DIRECTIONS: Leave out the pictures and repeat every record exactly.

ENTRIES SHOWN:

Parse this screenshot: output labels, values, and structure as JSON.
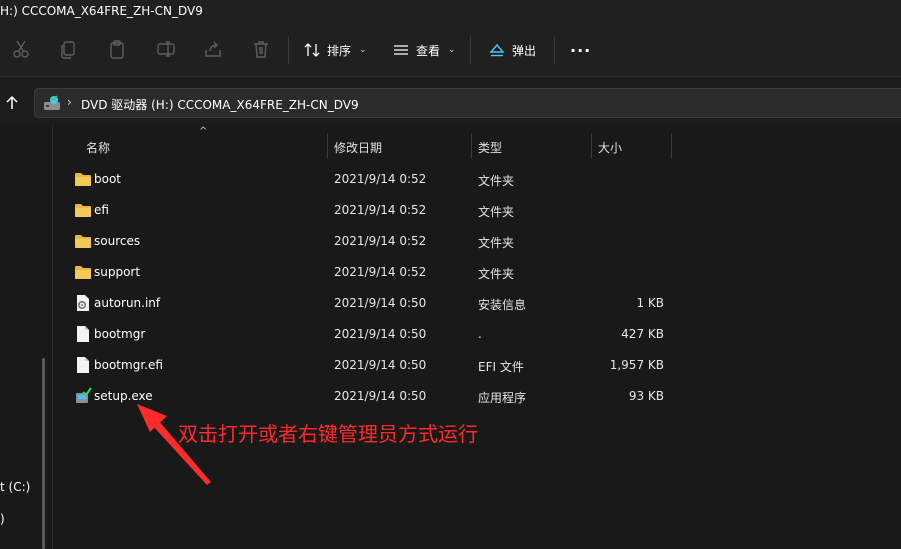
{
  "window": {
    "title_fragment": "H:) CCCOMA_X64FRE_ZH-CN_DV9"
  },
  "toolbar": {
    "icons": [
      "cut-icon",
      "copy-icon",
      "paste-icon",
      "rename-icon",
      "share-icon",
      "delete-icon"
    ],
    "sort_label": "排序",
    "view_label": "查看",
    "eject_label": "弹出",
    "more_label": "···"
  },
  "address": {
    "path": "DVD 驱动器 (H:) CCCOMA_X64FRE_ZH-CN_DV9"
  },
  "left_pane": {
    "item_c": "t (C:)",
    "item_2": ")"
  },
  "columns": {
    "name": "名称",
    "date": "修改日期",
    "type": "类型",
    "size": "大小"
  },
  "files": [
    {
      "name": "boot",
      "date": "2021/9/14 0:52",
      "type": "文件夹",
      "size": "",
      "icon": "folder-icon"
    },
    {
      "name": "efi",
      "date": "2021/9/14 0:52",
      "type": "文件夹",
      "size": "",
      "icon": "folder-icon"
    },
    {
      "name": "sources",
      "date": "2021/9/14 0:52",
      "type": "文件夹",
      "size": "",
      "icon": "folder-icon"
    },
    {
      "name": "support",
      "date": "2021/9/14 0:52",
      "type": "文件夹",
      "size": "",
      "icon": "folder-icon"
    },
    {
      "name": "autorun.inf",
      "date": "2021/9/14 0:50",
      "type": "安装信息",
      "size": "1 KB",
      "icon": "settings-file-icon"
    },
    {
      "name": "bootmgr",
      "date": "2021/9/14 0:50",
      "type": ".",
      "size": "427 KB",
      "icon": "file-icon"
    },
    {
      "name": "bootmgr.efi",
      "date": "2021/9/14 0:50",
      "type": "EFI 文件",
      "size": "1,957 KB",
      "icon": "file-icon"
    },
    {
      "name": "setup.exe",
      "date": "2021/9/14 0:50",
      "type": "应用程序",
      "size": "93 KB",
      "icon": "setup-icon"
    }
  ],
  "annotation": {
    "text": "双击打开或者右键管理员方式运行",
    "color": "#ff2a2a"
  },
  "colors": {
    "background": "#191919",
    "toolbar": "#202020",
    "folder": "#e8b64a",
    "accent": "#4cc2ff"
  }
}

ANSWER TO THIS EXERCISE:
Parse this screenshot: output labels, values, and structure as JSON.
{
  "window": {
    "title_fragment": "H:) CCCOMA_X64FRE_ZH-CN_DV9"
  },
  "toolbar": {
    "icons": [
      "cut-icon",
      "copy-icon",
      "paste-icon",
      "rename-icon",
      "share-icon",
      "delete-icon"
    ],
    "sort_label": "排序",
    "view_label": "查看",
    "eject_label": "弹出",
    "more_label": "···"
  },
  "address": {
    "path": "DVD 驱动器 (H:) CCCOMA_X64FRE_ZH-CN_DV9"
  },
  "left_pane": {
    "item_c": "t (C:)",
    "item_2": ")"
  },
  "columns": {
    "name": "名称",
    "date": "修改日期",
    "type": "类型",
    "size": "大小"
  },
  "files": [
    {
      "name": "boot",
      "date": "2021/9/14 0:52",
      "type": "文件夹",
      "size": "",
      "icon": "folder-icon"
    },
    {
      "name": "efi",
      "date": "2021/9/14 0:52",
      "type": "文件夹",
      "size": "",
      "icon": "folder-icon"
    },
    {
      "name": "sources",
      "date": "2021/9/14 0:52",
      "type": "文件夹",
      "size": "",
      "icon": "folder-icon"
    },
    {
      "name": "support",
      "date": "2021/9/14 0:52",
      "type": "文件夹",
      "size": "",
      "icon": "folder-icon"
    },
    {
      "name": "autorun.inf",
      "date": "2021/9/14 0:50",
      "type": "安装信息",
      "size": "1 KB",
      "icon": "settings-file-icon"
    },
    {
      "name": "bootmgr",
      "date": "2021/9/14 0:50",
      "type": ".",
      "size": "427 KB",
      "icon": "file-icon"
    },
    {
      "name": "bootmgr.efi",
      "date": "2021/9/14 0:50",
      "type": "EFI 文件",
      "size": "1,957 KB",
      "icon": "file-icon"
    },
    {
      "name": "setup.exe",
      "date": "2021/9/14 0:50",
      "type": "应用程序",
      "size": "93 KB",
      "icon": "setup-icon"
    }
  ],
  "annotation": {
    "text": "双击打开或者右键管理员方式运行",
    "color": "#ff2a2a"
  },
  "colors": {
    "background": "#191919",
    "toolbar": "#202020",
    "folder": "#e8b64a",
    "accent": "#4cc2ff"
  }
}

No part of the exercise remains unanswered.